_Problem to solve_.
Copy out each line of the data that holds the word "project".

####

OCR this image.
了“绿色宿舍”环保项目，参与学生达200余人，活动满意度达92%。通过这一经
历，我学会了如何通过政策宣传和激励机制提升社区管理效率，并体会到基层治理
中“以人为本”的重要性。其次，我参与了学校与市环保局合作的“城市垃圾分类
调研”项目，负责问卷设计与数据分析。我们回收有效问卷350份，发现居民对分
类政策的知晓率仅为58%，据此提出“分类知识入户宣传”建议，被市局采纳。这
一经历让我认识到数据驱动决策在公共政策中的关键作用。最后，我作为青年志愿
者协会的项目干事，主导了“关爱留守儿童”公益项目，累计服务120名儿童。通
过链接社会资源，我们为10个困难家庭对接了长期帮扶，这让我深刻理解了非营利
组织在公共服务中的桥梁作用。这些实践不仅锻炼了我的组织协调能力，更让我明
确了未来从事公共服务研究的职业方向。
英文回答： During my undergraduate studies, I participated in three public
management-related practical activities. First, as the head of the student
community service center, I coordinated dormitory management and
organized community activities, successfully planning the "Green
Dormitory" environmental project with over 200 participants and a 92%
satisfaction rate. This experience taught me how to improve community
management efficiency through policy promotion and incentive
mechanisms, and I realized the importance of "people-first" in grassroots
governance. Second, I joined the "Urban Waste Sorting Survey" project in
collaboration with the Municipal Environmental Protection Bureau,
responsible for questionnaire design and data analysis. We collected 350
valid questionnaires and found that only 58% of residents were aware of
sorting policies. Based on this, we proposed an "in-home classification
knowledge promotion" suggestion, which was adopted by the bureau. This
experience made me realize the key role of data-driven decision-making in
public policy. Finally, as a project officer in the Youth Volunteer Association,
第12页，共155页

####

_Correct response_.
Dormitory" environmental project with over 200 participants and a 92%
governance. Second, I joined the "Urban Waste Sorting Survey" project in
public policy. Finally, as a project officer in the Youth Volunteer Association,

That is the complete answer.